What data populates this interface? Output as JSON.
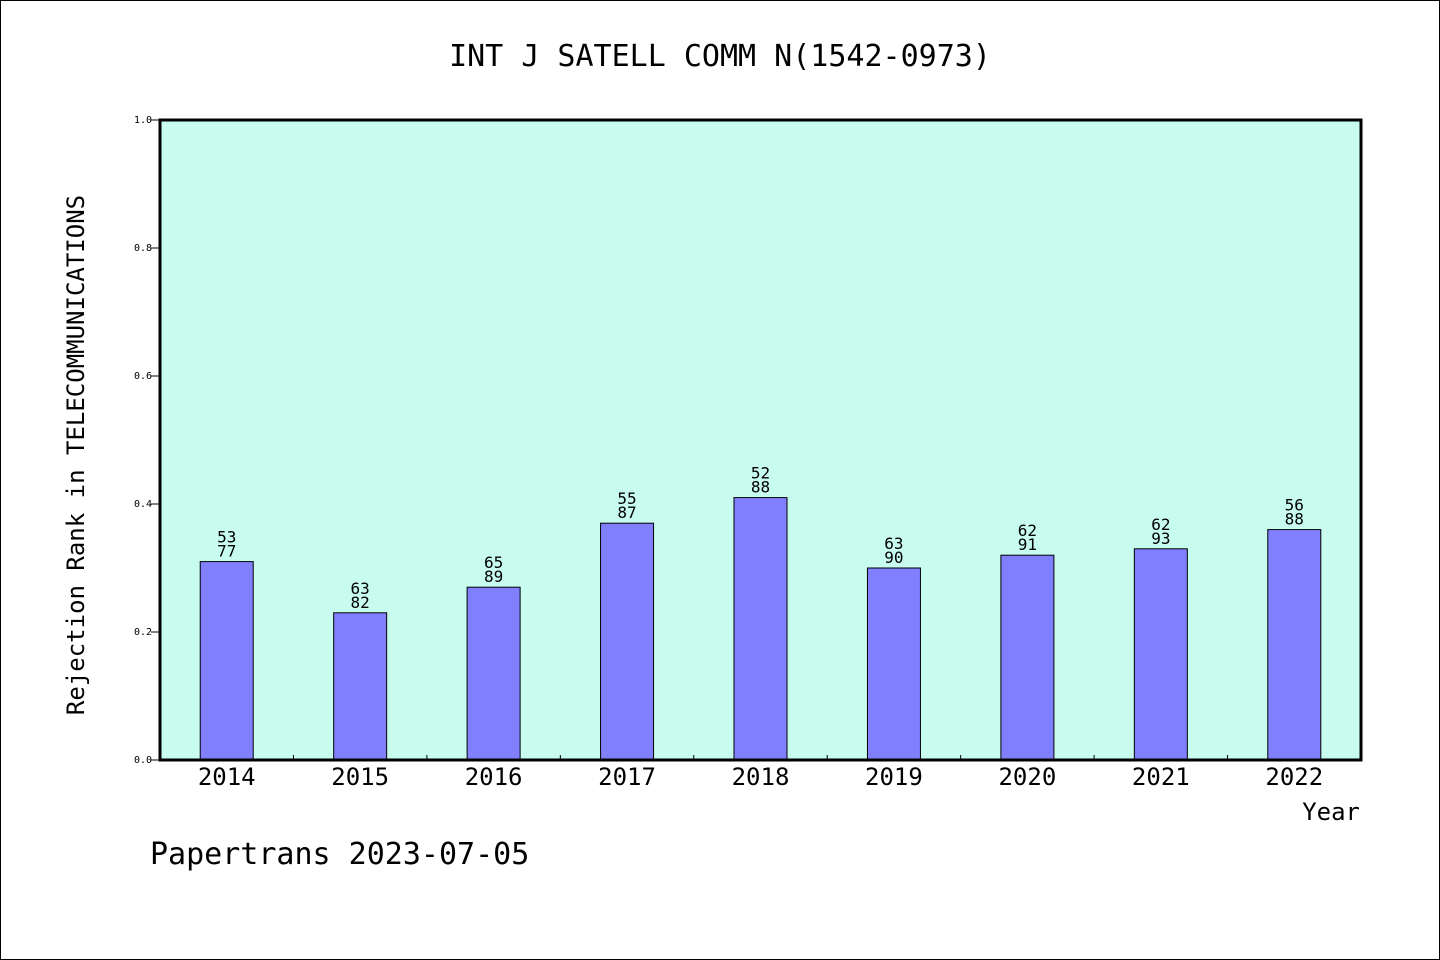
{
  "chart_data": {
    "type": "bar",
    "title": "INT J SATELL COMM N(1542-0973)",
    "xlabel": "Year",
    "ylabel": "Rejection Rank in TELECOMMUNICATIONS",
    "categories": [
      "2014",
      "2015",
      "2016",
      "2017",
      "2018",
      "2019",
      "2020",
      "2021",
      "2022"
    ],
    "values": [
      0.31,
      0.23,
      0.27,
      0.37,
      0.41,
      0.3,
      0.32,
      0.33,
      0.36
    ],
    "bar_labels": [
      [
        "53",
        "77"
      ],
      [
        "63",
        "82"
      ],
      [
        "65",
        "89"
      ],
      [
        "55",
        "87"
      ],
      [
        "52",
        "88"
      ],
      [
        "63",
        "90"
      ],
      [
        "62",
        "91"
      ],
      [
        "62",
        "93"
      ],
      [
        "56",
        "88"
      ]
    ],
    "ylim": [
      0.0,
      1.0
    ],
    "yticks": [
      "0.0",
      "0.2",
      "0.4",
      "0.6",
      "0.8",
      "1.0"
    ],
    "grid": false,
    "legend": false
  },
  "footer": "Papertrans 2023-07-05",
  "colors": {
    "plot_background": "#c8fcee",
    "bar_fill": "#8080ff",
    "bar_stroke": "#000000",
    "axis": "#000000"
  }
}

Work instructions
Omit every image. Quote each record exactly.

Answer for this exercise
What data populates this interface? Output as JSON.
{
  "chart_data": {
    "type": "bar",
    "title": "INT J SATELL COMM N(1542-0973)",
    "xlabel": "Year",
    "ylabel": "Rejection Rank in TELECOMMUNICATIONS",
    "categories": [
      "2014",
      "2015",
      "2016",
      "2017",
      "2018",
      "2019",
      "2020",
      "2021",
      "2022"
    ],
    "values": [
      0.31,
      0.23,
      0.27,
      0.37,
      0.41,
      0.3,
      0.32,
      0.33,
      0.36
    ],
    "bar_labels": [
      [
        "53",
        "77"
      ],
      [
        "63",
        "82"
      ],
      [
        "65",
        "89"
      ],
      [
        "55",
        "87"
      ],
      [
        "52",
        "88"
      ],
      [
        "63",
        "90"
      ],
      [
        "62",
        "91"
      ],
      [
        "62",
        "93"
      ],
      [
        "56",
        "88"
      ]
    ],
    "ylim": [
      0.0,
      1.0
    ],
    "yticks": [
      "0.0",
      "0.2",
      "0.4",
      "0.6",
      "0.8",
      "1.0"
    ],
    "grid": false,
    "legend": false
  },
  "footer": "Papertrans 2023-07-05",
  "colors": {
    "plot_background": "#c8fcee",
    "bar_fill": "#8080ff",
    "bar_stroke": "#000000",
    "axis": "#000000"
  }
}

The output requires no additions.